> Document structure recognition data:
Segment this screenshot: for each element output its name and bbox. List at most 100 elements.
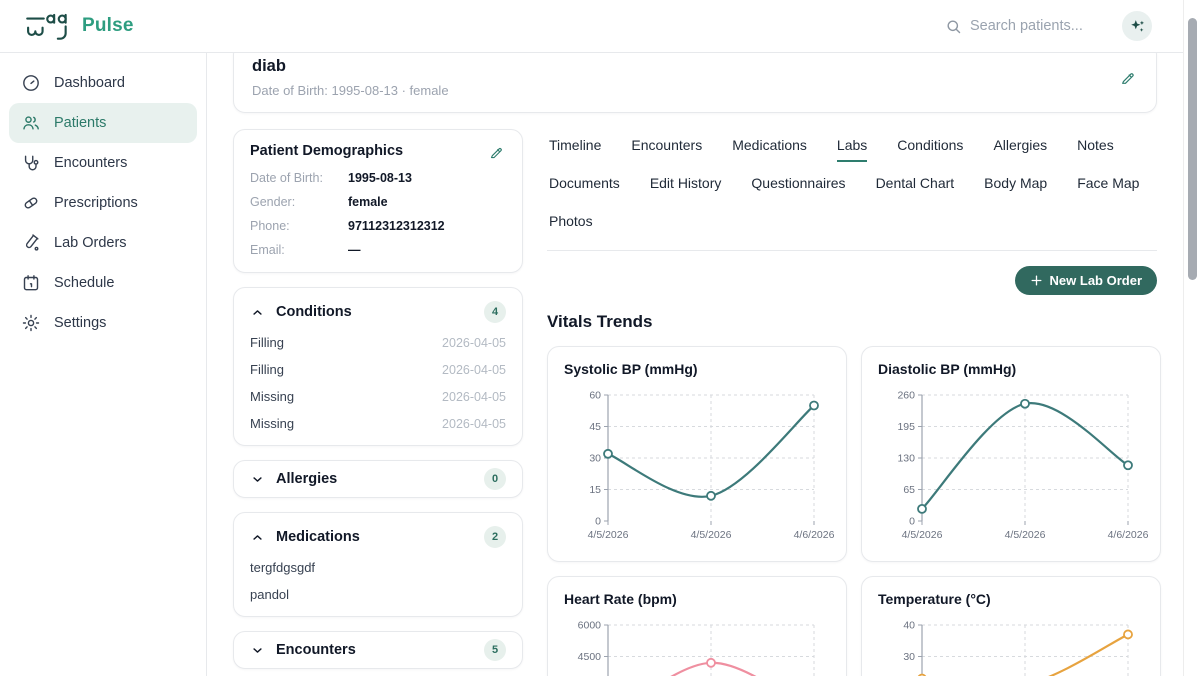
panel-item-row: Missing2026-04-05 (250, 389, 506, 404)
sidebar-item-label: Prescriptions (54, 195, 138, 211)
tab-conditions[interactable]: Conditions (897, 137, 963, 162)
data-point-marker (918, 505, 926, 513)
svg-text:30: 30 (589, 453, 601, 465)
line-chart: 0153045604/5/20264/5/20264/6/2026 (564, 387, 830, 547)
item-name: Filling (250, 362, 284, 377)
search-input[interactable] (970, 18, 1108, 34)
topbar-right (945, 11, 1176, 41)
svg-text:65: 65 (903, 484, 915, 496)
brand-name: Pulse (82, 15, 134, 37)
sidebar: Dashboard Patients Encounters Prescriptions… (0, 53, 207, 676)
vitals-chart-card: Diastolic BP (mmHg)0651301952604/5/20264… (861, 346, 1161, 562)
tab-body-map[interactable]: Body Map (984, 175, 1047, 200)
svg-text:40: 40 (903, 620, 915, 632)
patient-subtitle: Date of Birth: 1995-08-13 · female (252, 83, 449, 98)
sidebar-item-prescriptions[interactable]: Prescriptions (9, 183, 197, 223)
tab-allergies[interactable]: Allergies (993, 137, 1047, 162)
medications-panel: Medications2tergfdgsgdfpandol (233, 512, 523, 617)
panel-count-badge: 5 (484, 639, 506, 661)
field-value: 97112312312312 (348, 219, 445, 234)
data-point-marker (1124, 461, 1132, 469)
edit-patient-button[interactable] (1118, 68, 1138, 88)
conditions-panel: Conditions4 Filling 2026-04-05 Filling 2026-… (233, 287, 523, 446)
pencil-icon (1120, 70, 1136, 86)
gear-icon (21, 313, 41, 333)
patient-name: diab (252, 57, 449, 76)
tab-medications[interactable]: Medications (732, 137, 807, 162)
search-box[interactable] (945, 18, 1108, 35)
item-name: pandol (250, 587, 289, 602)
calendar-icon (21, 273, 41, 293)
panel-title: Encounters (276, 642, 356, 658)
chevron-up-icon[interactable] (250, 305, 265, 320)
sidebar-item-lab-orders[interactable]: Lab Orders (9, 223, 197, 263)
sidebar-item-label: Settings (54, 315, 106, 331)
item-date: 2026-04-05 (442, 417, 506, 431)
line-chart: 0651301952604/5/20264/5/20264/6/2026 (878, 387, 1144, 547)
chevron-down-icon[interactable] (250, 472, 265, 487)
sidebar-item-label: Patients (54, 115, 106, 131)
tab-face-map[interactable]: Face Map (1077, 175, 1139, 200)
edit-demographics-button[interactable] (487, 143, 506, 162)
allergies-panel: Allergies0 (233, 460, 523, 498)
vitals-charts-grid: Systolic BP (mmHg)0153045604/5/20264/5/2… (547, 346, 1157, 676)
item-date: 2026-04-05 (442, 336, 506, 350)
panel-item-row: pandol (250, 587, 506, 602)
svg-text:0: 0 (909, 516, 915, 528)
left-column: Patient Demographics Date of Birth:1995-… (233, 129, 523, 669)
tab-notes[interactable]: Notes (1077, 137, 1114, 162)
panel-header[interactable]: Conditions4 (250, 301, 506, 323)
panel-item-row: Filling 2026-04-05 (250, 362, 506, 377)
chevron-down-icon[interactable] (250, 643, 265, 658)
svg-text:15: 15 (589, 484, 601, 496)
gauge-icon (21, 73, 41, 93)
main-content: diab Date of Birth: 1995-08-13 · female … (207, 53, 1183, 676)
tab-dental-chart[interactable]: Dental Chart (876, 175, 955, 200)
demographics-row: Gender:female (250, 195, 506, 210)
plus-icon (1030, 274, 1043, 287)
scrollbar-thumb[interactable] (1188, 18, 1197, 280)
tab-timeline[interactable]: Timeline (549, 137, 601, 162)
panel-header[interactable]: Allergies0 (250, 468, 506, 490)
chart-title: Systolic BP (mmHg) (564, 361, 830, 377)
sidebar-item-dashboard[interactable]: Dashboard (9, 63, 197, 103)
new-lab-order-button[interactable]: New Lab Order (1015, 266, 1157, 295)
tab-questionnaires[interactable]: Questionnaires (751, 175, 845, 200)
data-point-marker (1021, 400, 1029, 408)
chart-title: Diastolic BP (mmHg) (878, 361, 1144, 377)
panel-header[interactable]: Medications2 (250, 526, 506, 548)
sidebar-item-schedule[interactable]: Schedule (9, 263, 197, 303)
demographics-title: Patient Demographics (250, 143, 403, 159)
sidebar-item-settings[interactable]: Settings (9, 303, 197, 343)
field-label: Email: (250, 243, 348, 258)
sidebar-item-patients[interactable]: Patients (9, 103, 197, 143)
item-name: Filling (250, 335, 284, 350)
panel-header[interactable]: Encounters 5 (250, 639, 506, 661)
tab-documents[interactable]: Documents (549, 175, 620, 200)
new-lab-order-label: New Lab Order (1050, 273, 1142, 288)
test-tube-icon (21, 233, 41, 253)
tab-edit-history[interactable]: Edit History (650, 175, 722, 200)
data-point-marker (707, 659, 715, 667)
encounters-panel: Encounters 5 (233, 631, 523, 669)
item-name: Missing (250, 389, 294, 404)
svg-text:4/6/2026: 4/6/2026 (1108, 529, 1149, 541)
sidebar-item-encounters[interactable]: Encounters (9, 143, 197, 183)
data-point-marker (1124, 630, 1132, 638)
line-chart: 0102030404/5/20264/5/20264/6/2026 (878, 617, 1144, 676)
tab-photos[interactable]: Photos (549, 213, 593, 238)
tab-labs[interactable]: Labs (837, 137, 867, 162)
item-date: 2026-04-05 (442, 363, 506, 377)
data-point-marker (604, 450, 612, 458)
sidebar-item-label: Lab Orders (54, 235, 127, 251)
ai-assistant-button[interactable] (1122, 11, 1152, 41)
sidebar-item-label: Schedule (54, 275, 114, 291)
panel-title: Allergies (276, 471, 337, 487)
sidebar-item-label: Encounters (54, 155, 127, 171)
stethoscope-icon (21, 153, 41, 173)
sparkles-icon (1129, 18, 1146, 35)
tab-encounters[interactable]: Encounters (631, 137, 702, 162)
chevron-up-icon[interactable] (250, 530, 265, 545)
vitals-chart-card: Temperature (°C)0102030404/5/20264/5/202… (861, 576, 1161, 676)
line-chart: 015003000450060004/5/20264/5/20264/6/202… (564, 617, 830, 676)
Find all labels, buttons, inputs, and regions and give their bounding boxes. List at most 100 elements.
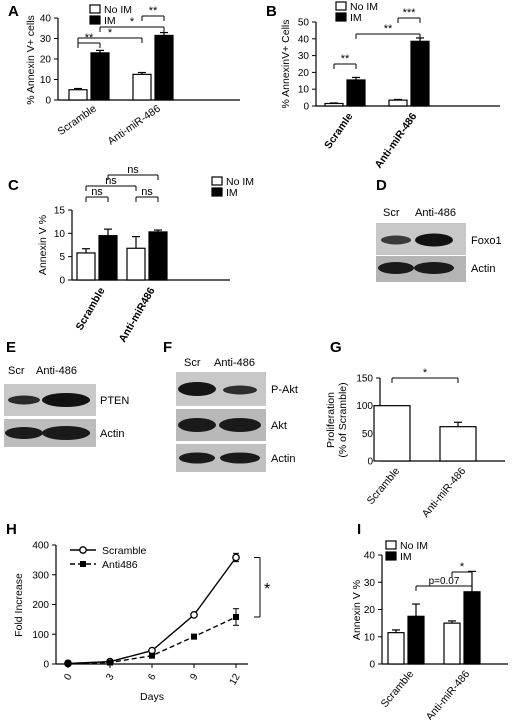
blot-d: Scr Anti-486 Foxo1 Actin [376, 207, 502, 282]
blot-d-band-actin-anti [414, 262, 454, 274]
H-xlabel: Days [140, 691, 164, 703]
A-ylabel: % Annexin V+ cells [25, 15, 37, 105]
A-bar-0-1 [90, 52, 110, 101]
blot-f-lane-anti: Anti-486 [214, 357, 255, 369]
G-category-label-0: Scramble [365, 465, 403, 507]
A-legend-label-0: No IM [104, 4, 132, 16]
B-ylabel: % AnnexinV+ Cells [280, 19, 292, 108]
B-category-label-0: Scramle [322, 111, 355, 151]
A-legend-label-1: IM [104, 15, 116, 27]
C-bar-0-0 [76, 252, 96, 281]
blot-f-lane-scr: Scr [184, 357, 201, 369]
panel-label-g: G [330, 339, 342, 356]
C-bar-1-1 [148, 231, 168, 281]
B-ytick-label-3: 30 [298, 51, 310, 62]
H-xtick-label-3: 9 [188, 672, 201, 683]
C-ytick-label-3: 15 [54, 206, 66, 217]
H-point-1-0 [65, 660, 71, 667]
H-ytick-label-1: 100 [32, 630, 49, 641]
H-xtick-label-2: 6 [146, 672, 159, 683]
blot-d-row-actin: Actin [471, 263, 495, 275]
C-sig-label-1: ns [141, 186, 153, 198]
C-sig-label-0: ns [91, 186, 103, 198]
C-legend-swatch-1 [211, 187, 223, 197]
blot-e-band-pten-anti [42, 393, 90, 407]
blot-f: Scr Anti-486 P-Akt Akt Actin [176, 357, 298, 472]
C-category-label-1: Anti-miR486 [117, 285, 158, 344]
A-ytick-label-3: 30 [40, 34, 52, 45]
B-sig-label-1: *** [403, 7, 417, 19]
A-sig-label-2: * [130, 16, 135, 28]
panel-label-f: F [163, 339, 172, 356]
C-ytick-label-0: 0 [59, 276, 65, 287]
H-xtick-label-0: 0 [62, 672, 75, 683]
blot-f-band-actin-anti [220, 452, 260, 464]
G-ytick-label-2: 100 [356, 401, 373, 412]
I-legend-label-1: IM [400, 551, 412, 563]
I-ytick-label-2: 20 [364, 605, 376, 616]
B-ytick-label-1: 10 [298, 85, 310, 96]
I-sig-label-0: * [460, 561, 465, 573]
I-ytick-label-0: 0 [369, 660, 375, 671]
H-legend-label-0: Scramble [102, 545, 147, 557]
C-ylabel: Annexin V % [37, 215, 49, 275]
H-ytick-label-2: 200 [32, 600, 49, 611]
H-point-1-1 [107, 659, 113, 666]
B-sig-label-0: ** [341, 53, 350, 65]
A-bar-1-0 [132, 73, 152, 101]
blot-e-row-pten: PTEN [100, 395, 129, 407]
A-bar-0-0 [68, 89, 88, 101]
C-legend-swatch-0 [211, 176, 223, 186]
blot-f-band-akt-anti [219, 418, 261, 432]
B-ytick-label-5: 50 [298, 18, 310, 29]
H-point-0-3 [190, 611, 198, 619]
B-bar-0-0 [324, 102, 344, 107]
H-point-0-4 [232, 553, 240, 562]
A-bar-1-1 [154, 34, 174, 101]
B-legend-label-1: IM [350, 12, 362, 24]
blot-f-band-akt-scr [178, 418, 216, 432]
blot-d-lane-anti: Anti-486 [415, 207, 456, 219]
blot-e-lane-scr: Scr [8, 365, 25, 377]
G-ylabel: Proliferation [325, 392, 337, 448]
C-bar-0-1 [98, 235, 118, 281]
I-legend-swatch-0 [385, 540, 397, 550]
A-category-label-0: Scramble [56, 103, 99, 138]
I-category-label-1: Anti-miR-486 [424, 668, 473, 720]
B-bar-0-1 [346, 79, 366, 107]
panel-label-b: B [266, 3, 277, 20]
C-sig-label-2: ns [105, 175, 117, 187]
H-ylabel: Fold Increase [13, 573, 25, 637]
panel-label-e: E [6, 339, 16, 356]
panel-label-a: A [8, 3, 19, 20]
G-ytick-label-0: 0 [367, 457, 373, 468]
B-ytick-label-4: 40 [298, 34, 310, 45]
G-ytick-label-3: 150 [356, 374, 373, 385]
I-bar-1-0 [443, 622, 461, 665]
A-ytick-label-2: 20 [40, 55, 52, 66]
H-ytick-label-0: 0 [43, 660, 49, 671]
B-legend-label-0: No IM [350, 1, 378, 13]
blot-d-band-foxo1-scr [381, 235, 411, 245]
blot-f-row-pakt: P-Akt [271, 384, 298, 396]
B-legend-swatch-0 [335, 1, 347, 11]
I-bar-0-1 [407, 615, 425, 665]
panel-label-i: I [357, 521, 361, 538]
A-sig-label-1: ** [149, 5, 158, 17]
C-category-label-0: Scramble [74, 285, 108, 332]
H-xtick-label-4: 12 [228, 672, 243, 688]
A-sig-label-3: * [108, 27, 113, 39]
C-ytick-label-2: 10 [54, 229, 66, 240]
G-sig-label-0: * [423, 367, 428, 379]
I-category-label-0: Scramble [379, 668, 417, 710]
G-bar-1-0 [439, 426, 477, 462]
H-legend-marker-1 [80, 561, 86, 567]
blot-e-band-actin-scr [5, 427, 43, 439]
panel-label-d: D [376, 177, 387, 194]
I-legend-swatch-1 [385, 551, 397, 561]
H-xtick-label-1: 3 [104, 672, 117, 683]
C-bar-1-0 [126, 247, 146, 281]
H-ytick-label-4: 400 [32, 541, 49, 552]
I-bar-1-1 [463, 591, 481, 665]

> WORK INSTRUCTIONS: Return, from the entries, each line that holds "List".

> RESPONSE TO THE EXERCISE:
Segment this screenshot: for each element output its name and bbox. List at most 100 elements.
Find all labels, buttons, inputs, and regions and give their bounding boxes. List at most 100 elements.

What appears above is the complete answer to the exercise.